-- START ROWS --

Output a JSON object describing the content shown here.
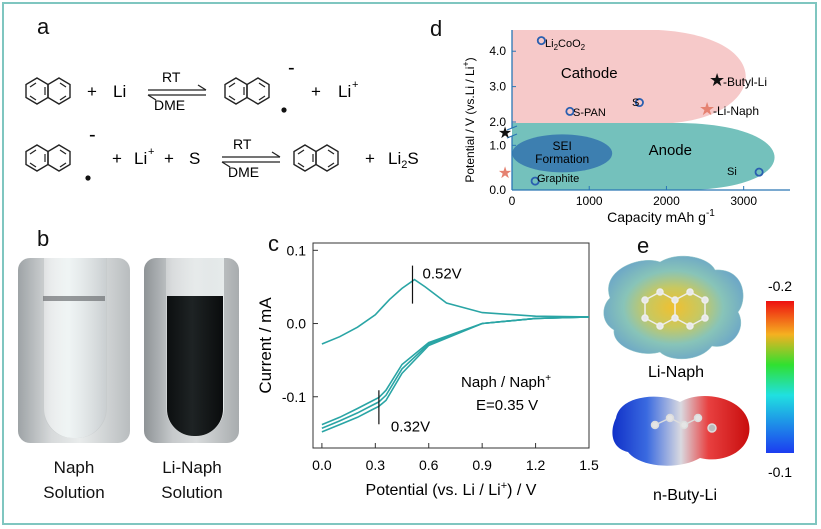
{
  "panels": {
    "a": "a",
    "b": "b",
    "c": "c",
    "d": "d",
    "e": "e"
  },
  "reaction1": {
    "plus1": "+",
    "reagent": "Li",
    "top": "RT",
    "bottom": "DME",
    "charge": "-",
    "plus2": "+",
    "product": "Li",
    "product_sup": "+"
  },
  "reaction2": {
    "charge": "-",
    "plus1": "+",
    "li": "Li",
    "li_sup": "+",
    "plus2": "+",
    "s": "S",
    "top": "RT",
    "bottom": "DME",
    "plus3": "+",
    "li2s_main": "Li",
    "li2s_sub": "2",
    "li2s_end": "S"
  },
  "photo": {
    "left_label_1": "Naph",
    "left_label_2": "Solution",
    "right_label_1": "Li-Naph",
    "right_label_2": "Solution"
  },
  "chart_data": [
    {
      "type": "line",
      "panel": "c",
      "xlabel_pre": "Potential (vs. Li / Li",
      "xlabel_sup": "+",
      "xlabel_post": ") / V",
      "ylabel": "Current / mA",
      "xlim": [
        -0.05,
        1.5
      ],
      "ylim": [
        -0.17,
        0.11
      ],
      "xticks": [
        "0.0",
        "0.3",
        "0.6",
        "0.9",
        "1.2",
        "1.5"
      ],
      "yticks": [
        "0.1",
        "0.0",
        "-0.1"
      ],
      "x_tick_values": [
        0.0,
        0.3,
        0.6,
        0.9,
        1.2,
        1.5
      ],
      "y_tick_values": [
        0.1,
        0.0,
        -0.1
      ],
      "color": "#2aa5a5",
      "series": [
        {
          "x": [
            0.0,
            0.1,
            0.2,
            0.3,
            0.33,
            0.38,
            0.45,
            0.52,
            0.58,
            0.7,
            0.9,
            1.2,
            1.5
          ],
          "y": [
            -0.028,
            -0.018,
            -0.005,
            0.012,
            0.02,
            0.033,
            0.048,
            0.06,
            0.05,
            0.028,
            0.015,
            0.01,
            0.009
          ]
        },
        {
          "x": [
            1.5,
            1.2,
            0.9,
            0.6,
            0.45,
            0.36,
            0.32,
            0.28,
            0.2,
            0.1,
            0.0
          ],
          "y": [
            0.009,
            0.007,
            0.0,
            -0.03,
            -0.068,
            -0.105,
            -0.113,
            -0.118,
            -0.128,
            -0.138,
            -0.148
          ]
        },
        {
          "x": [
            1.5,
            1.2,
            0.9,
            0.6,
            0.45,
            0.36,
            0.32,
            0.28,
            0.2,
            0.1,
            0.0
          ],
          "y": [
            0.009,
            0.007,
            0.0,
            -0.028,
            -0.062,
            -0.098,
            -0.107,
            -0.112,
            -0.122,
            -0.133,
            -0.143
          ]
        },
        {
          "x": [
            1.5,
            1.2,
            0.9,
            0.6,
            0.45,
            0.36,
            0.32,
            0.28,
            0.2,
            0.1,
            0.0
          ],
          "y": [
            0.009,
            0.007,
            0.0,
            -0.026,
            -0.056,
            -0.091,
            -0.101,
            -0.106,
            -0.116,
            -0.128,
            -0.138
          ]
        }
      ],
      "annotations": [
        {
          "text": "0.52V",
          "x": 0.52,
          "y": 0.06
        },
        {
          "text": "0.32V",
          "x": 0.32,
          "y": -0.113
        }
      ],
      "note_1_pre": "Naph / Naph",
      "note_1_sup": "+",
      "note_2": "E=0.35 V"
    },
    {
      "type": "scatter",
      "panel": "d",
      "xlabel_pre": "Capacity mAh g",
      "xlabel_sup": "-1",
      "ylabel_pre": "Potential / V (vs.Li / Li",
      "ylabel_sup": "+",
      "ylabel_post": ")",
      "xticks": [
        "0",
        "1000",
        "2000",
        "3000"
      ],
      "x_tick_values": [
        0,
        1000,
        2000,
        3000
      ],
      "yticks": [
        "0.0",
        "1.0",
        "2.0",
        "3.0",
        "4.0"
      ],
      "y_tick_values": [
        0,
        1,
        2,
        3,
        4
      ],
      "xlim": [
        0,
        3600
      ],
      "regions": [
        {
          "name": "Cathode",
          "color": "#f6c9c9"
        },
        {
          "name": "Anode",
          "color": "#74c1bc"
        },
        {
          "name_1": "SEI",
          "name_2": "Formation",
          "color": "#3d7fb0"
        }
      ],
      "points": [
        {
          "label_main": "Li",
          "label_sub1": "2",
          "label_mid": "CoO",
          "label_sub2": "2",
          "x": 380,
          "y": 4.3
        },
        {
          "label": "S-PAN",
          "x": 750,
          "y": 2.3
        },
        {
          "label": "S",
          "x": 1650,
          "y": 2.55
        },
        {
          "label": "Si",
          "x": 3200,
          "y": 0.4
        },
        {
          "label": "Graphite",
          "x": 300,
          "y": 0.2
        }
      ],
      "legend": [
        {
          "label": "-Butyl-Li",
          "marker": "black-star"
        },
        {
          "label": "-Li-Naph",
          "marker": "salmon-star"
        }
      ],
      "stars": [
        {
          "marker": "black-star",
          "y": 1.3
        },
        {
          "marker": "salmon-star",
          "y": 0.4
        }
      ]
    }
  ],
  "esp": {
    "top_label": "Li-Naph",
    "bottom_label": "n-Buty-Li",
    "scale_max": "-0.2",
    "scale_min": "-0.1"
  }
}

-- END ROWS --
-- START ROWS --

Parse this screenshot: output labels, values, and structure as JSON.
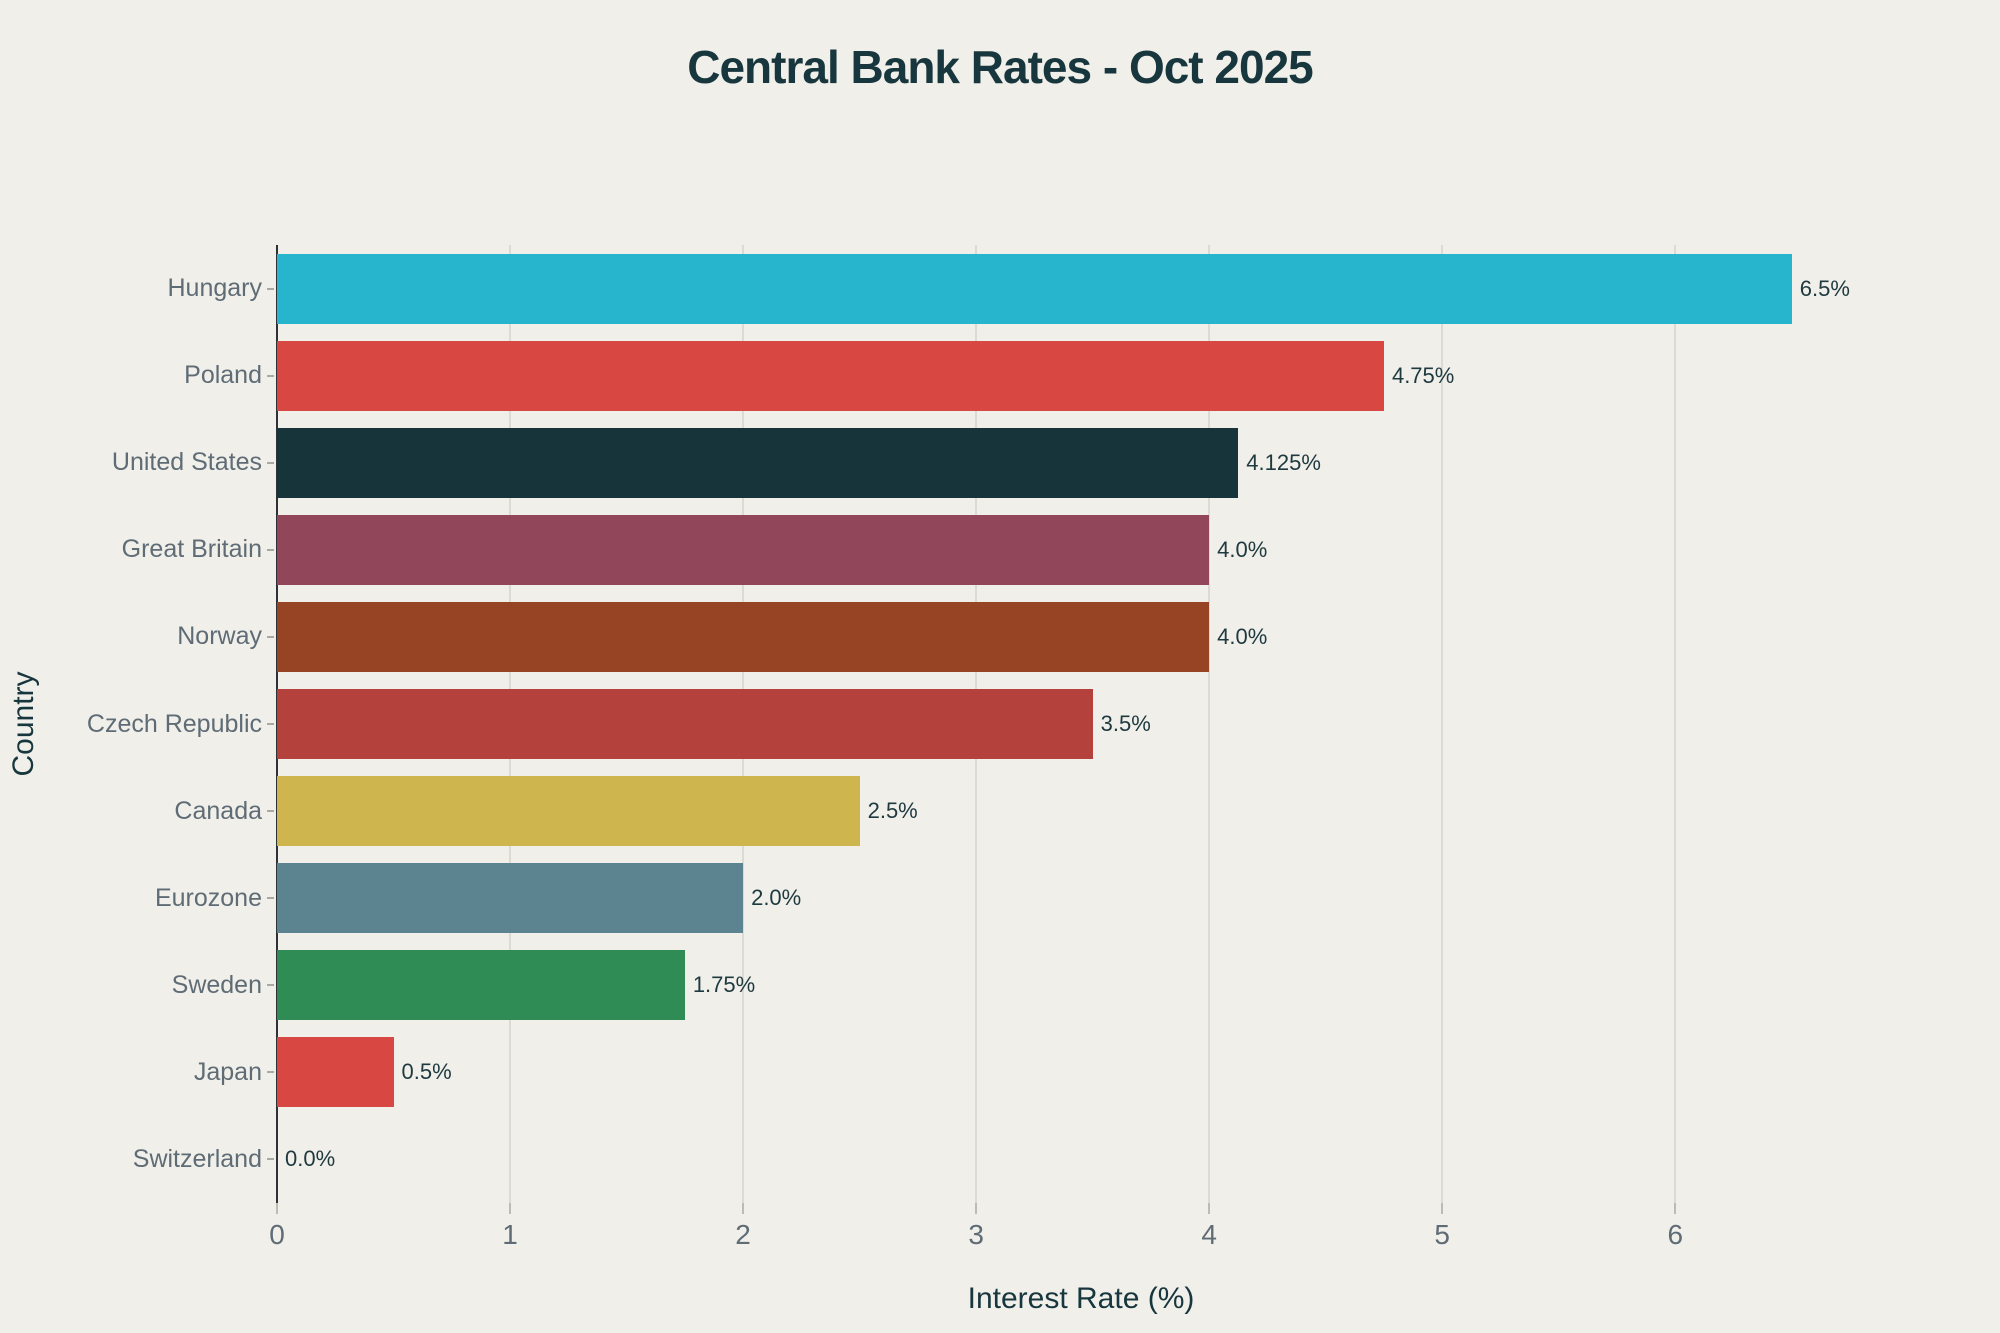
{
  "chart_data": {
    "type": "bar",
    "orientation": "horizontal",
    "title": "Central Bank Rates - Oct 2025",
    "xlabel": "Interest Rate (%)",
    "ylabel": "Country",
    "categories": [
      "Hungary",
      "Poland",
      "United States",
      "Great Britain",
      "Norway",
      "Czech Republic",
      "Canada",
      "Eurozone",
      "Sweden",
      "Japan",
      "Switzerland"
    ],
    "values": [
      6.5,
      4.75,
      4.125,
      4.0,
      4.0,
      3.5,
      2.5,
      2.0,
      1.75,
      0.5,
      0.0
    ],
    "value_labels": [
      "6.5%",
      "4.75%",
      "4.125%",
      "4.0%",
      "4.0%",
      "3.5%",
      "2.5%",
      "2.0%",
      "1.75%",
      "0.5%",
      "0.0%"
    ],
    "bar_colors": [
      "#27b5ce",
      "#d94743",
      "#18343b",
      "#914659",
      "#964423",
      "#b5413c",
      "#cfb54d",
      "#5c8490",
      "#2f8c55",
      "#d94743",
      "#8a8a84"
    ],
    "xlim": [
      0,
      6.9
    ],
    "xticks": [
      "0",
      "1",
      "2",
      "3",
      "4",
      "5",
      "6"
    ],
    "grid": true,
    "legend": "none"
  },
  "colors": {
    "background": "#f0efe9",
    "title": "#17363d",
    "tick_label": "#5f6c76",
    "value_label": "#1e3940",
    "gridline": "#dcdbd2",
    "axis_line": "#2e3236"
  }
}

-- END ROWS --

> SET EXERCISE: Show every line from the entries above in which the word "salmon" appears.

> ANSWER BELOW:
          "marker": "salmon-star"
          "marker": "salmon-star",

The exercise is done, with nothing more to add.